(What needs to be done) Copy every record exactly, and keep the pictures out.

(Materials provided)
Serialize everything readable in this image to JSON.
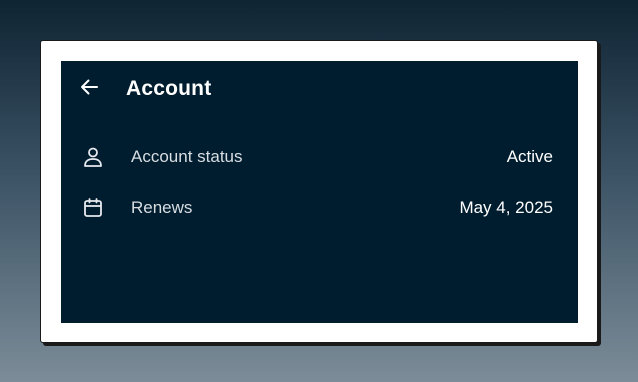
{
  "app_bar": {
    "back_icon": "arrow-back-icon",
    "title": "Account"
  },
  "rows": [
    {
      "icon": "person-icon",
      "label": "Account status",
      "value": "Active"
    },
    {
      "icon": "calendar-icon",
      "label": "Renews",
      "value": "May 4, 2025"
    }
  ],
  "colors": {
    "screen_background": "#001d2f",
    "text_primary": "#ffffff",
    "text_secondary": "#d8dde2"
  }
}
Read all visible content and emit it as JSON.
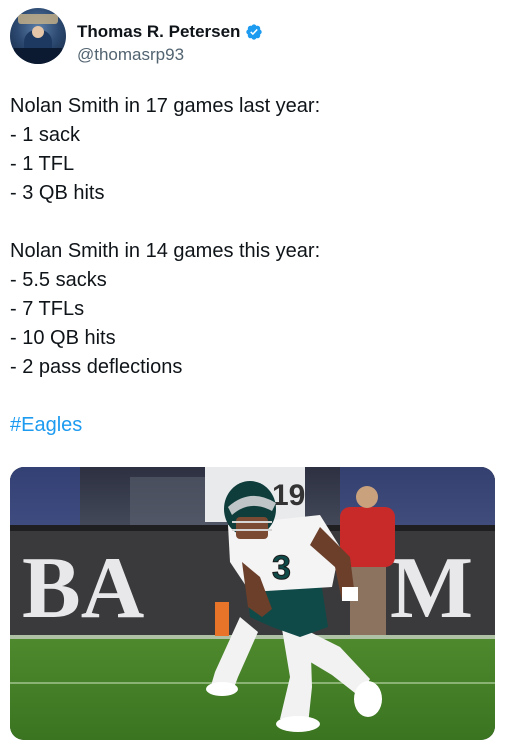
{
  "author": {
    "name": "Thomas R. Petersen",
    "handle": "@thomasrp93",
    "avatar_icon": "profile-photo",
    "verified_icon": "verified-badge-icon",
    "verified_color": "#1d9bf0"
  },
  "tweet": {
    "block1": {
      "heading": "Nolan Smith in 17 games last year:",
      "items": [
        "- 1 sack",
        "- 1 TFL",
        "- 3 QB hits"
      ]
    },
    "block2": {
      "heading": "Nolan Smith in 14 games this year:",
      "items": [
        "- 5.5 sacks",
        "- 7 TFLs",
        "- 10 QB hits",
        "- 2 pass deflections"
      ]
    },
    "hashtag": "#Eagles",
    "hashtag_color": "#1d9bf0"
  },
  "media": {
    "banner_text": "BA",
    "banner_text_right": "M",
    "jersey_number": "3",
    "background_jersey_number": "19"
  }
}
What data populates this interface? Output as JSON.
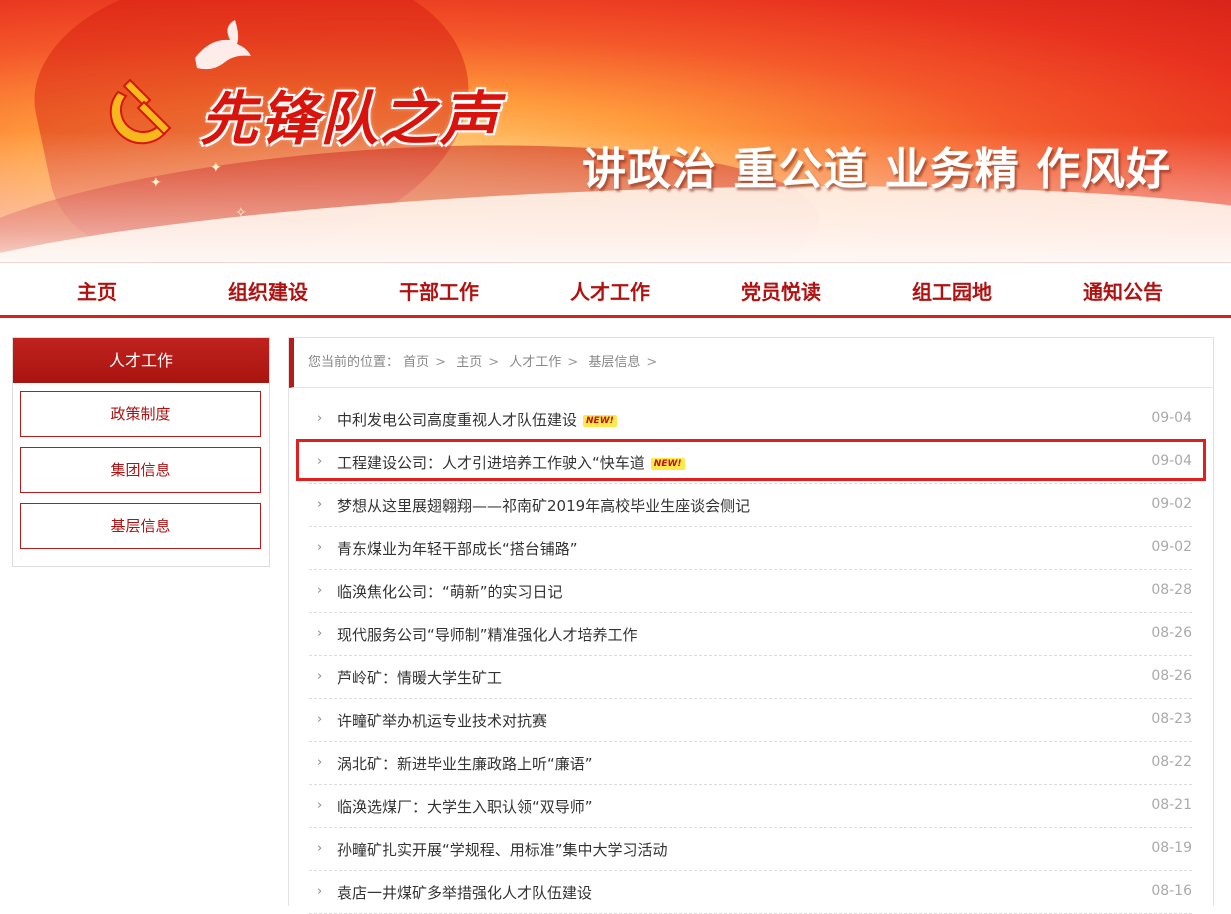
{
  "banner": {
    "logo_text": "先锋队之声",
    "slogan": "讲政治  重公道  业务精  作风好"
  },
  "nav": {
    "items": [
      "主页",
      "组织建设",
      "干部工作",
      "人才工作",
      "党员悦读",
      "组工园地",
      "通知公告"
    ]
  },
  "sidebar": {
    "title": "人才工作",
    "items": [
      "政策制度",
      "集团信息",
      "基层信息"
    ]
  },
  "breadcrumb": {
    "prefix": "您当前的位置：",
    "items": [
      "首页",
      "主页",
      "人才工作",
      "基层信息"
    ],
    "separator": ">"
  },
  "badge_text": "NEW!",
  "news": [
    {
      "title": "中利发电公司高度重视人才队伍建设",
      "date": "09-04",
      "is_new": true
    },
    {
      "title": "工程建设公司：人才引进培养工作驶入“快车道",
      "date": "09-04",
      "is_new": true
    },
    {
      "title": "梦想从这里展翅翱翔——祁南矿2019年高校毕业生座谈会侧记",
      "date": "09-02",
      "is_new": false
    },
    {
      "title": "青东煤业为年轻干部成长“搭台铺路”",
      "date": "09-02",
      "is_new": false
    },
    {
      "title": "临涣焦化公司：“萌新”的实习日记",
      "date": "08-28",
      "is_new": false
    },
    {
      "title": "现代服务公司“导师制”精准强化人才培养工作",
      "date": "08-26",
      "is_new": false
    },
    {
      "title": "芦岭矿：情暖大学生矿工",
      "date": "08-26",
      "is_new": false
    },
    {
      "title": "许疃矿举办机运专业技术对抗赛",
      "date": "08-23",
      "is_new": false
    },
    {
      "title": "涡北矿：新进毕业生廉政路上听“廉语”",
      "date": "08-22",
      "is_new": false
    },
    {
      "title": "临涣选煤厂：大学生入职认领“双导师”",
      "date": "08-21",
      "is_new": false
    },
    {
      "title": "孙疃矿扎实开展“学规程、用标准”集中大学习活动",
      "date": "08-19",
      "is_new": false
    },
    {
      "title": "袁店一井煤矿多举措强化人才队伍建设",
      "date": "08-16",
      "is_new": false
    }
  ],
  "colors": {
    "accent": "#b81c1a",
    "highlight_border": "#e0201e",
    "nav_text": "#b01212"
  }
}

(Solution to this task)
Serialize everything readable in this image to JSON.
{
  "app_bar": {
    "back_icon": "arrow-back-icon",
    "title": "Account"
  },
  "rows": [
    {
      "icon": "person-icon",
      "label": "Account status",
      "value": "Active"
    },
    {
      "icon": "calendar-icon",
      "label": "Renews",
      "value": "May 4, 2025"
    }
  ],
  "colors": {
    "screen_background": "#001d2f",
    "text_primary": "#ffffff",
    "text_secondary": "#d8dde2"
  }
}
Read all visible content and emit it as JSON.
{
  "author": {
    "name": "Thomas R. Petersen",
    "handle": "@thomasrp93",
    "avatar_icon": "profile-photo",
    "verified_icon": "verified-badge-icon",
    "verified_color": "#1d9bf0"
  },
  "tweet": {
    "block1": {
      "heading": "Nolan Smith in 17 games last year:",
      "items": [
        "- 1 sack",
        "- 1 TFL",
        "- 3 QB hits"
      ]
    },
    "block2": {
      "heading": "Nolan Smith in 14 games this year:",
      "items": [
        "- 5.5 sacks",
        "- 7 TFLs",
        "- 10 QB hits",
        "- 2 pass deflections"
      ]
    },
    "hashtag": "#Eagles",
    "hashtag_color": "#1d9bf0"
  },
  "media": {
    "banner_text": "BA",
    "banner_text_right": "M",
    "jersey_number": "3",
    "background_jersey_number": "19"
  }
}
What data populates this interface? Output as JSON.
{
  "banner": {
    "logo_text": "先锋队之声",
    "slogan": "讲政治  重公道  业务精  作风好"
  },
  "nav": {
    "items": [
      "主页",
      "组织建设",
      "干部工作",
      "人才工作",
      "党员悦读",
      "组工园地",
      "通知公告"
    ]
  },
  "sidebar": {
    "title": "人才工作",
    "items": [
      "政策制度",
      "集团信息",
      "基层信息"
    ]
  },
  "breadcrumb": {
    "prefix": "您当前的位置：",
    "items": [
      "首页",
      "主页",
      "人才工作",
      "基层信息"
    ],
    "separator": ">"
  },
  "badge_text": "NEW!",
  "news": [
    {
      "title": "中利发电公司高度重视人才队伍建设",
      "date": "09-04",
      "is_new": true
    },
    {
      "title": "工程建设公司：人才引进培养工作驶入“快车道",
      "date": "09-04",
      "is_new": true
    },
    {
      "title": "梦想从这里展翅翱翔——祁南矿2019年高校毕业生座谈会侧记",
      "date": "09-02",
      "is_new": false
    },
    {
      "title": "青东煤业为年轻干部成长“搭台铺路”",
      "date": "09-02",
      "is_new": false
    },
    {
      "title": "临涣焦化公司：“萌新”的实习日记",
      "date": "08-28",
      "is_new": false
    },
    {
      "title": "现代服务公司“导师制”精准强化人才培养工作",
      "date": "08-26",
      "is_new": false
    },
    {
      "title": "芦岭矿：情暖大学生矿工",
      "date": "08-26",
      "is_new": false
    },
    {
      "title": "许疃矿举办机运专业技术对抗赛",
      "date": "08-23",
      "is_new": false
    },
    {
      "title": "涡北矿：新进毕业生廉政路上听“廉语”",
      "date": "08-22",
      "is_new": false
    },
    {
      "title": "临涣选煤厂：大学生入职认领“双导师”",
      "date": "08-21",
      "is_new": false
    },
    {
      "title": "孙疃矿扎实开展“学规程、用标准”集中大学习活动",
      "date": "08-19",
      "is_new": false
    },
    {
      "title": "袁店一井煤矿多举措强化人才队伍建设",
      "date": "08-16",
      "is_new": false
    }
  ],
  "colors": {
    "accent": "#b81c1a",
    "highlight_border": "#e0201e",
    "nav_text": "#b01212"
  }
}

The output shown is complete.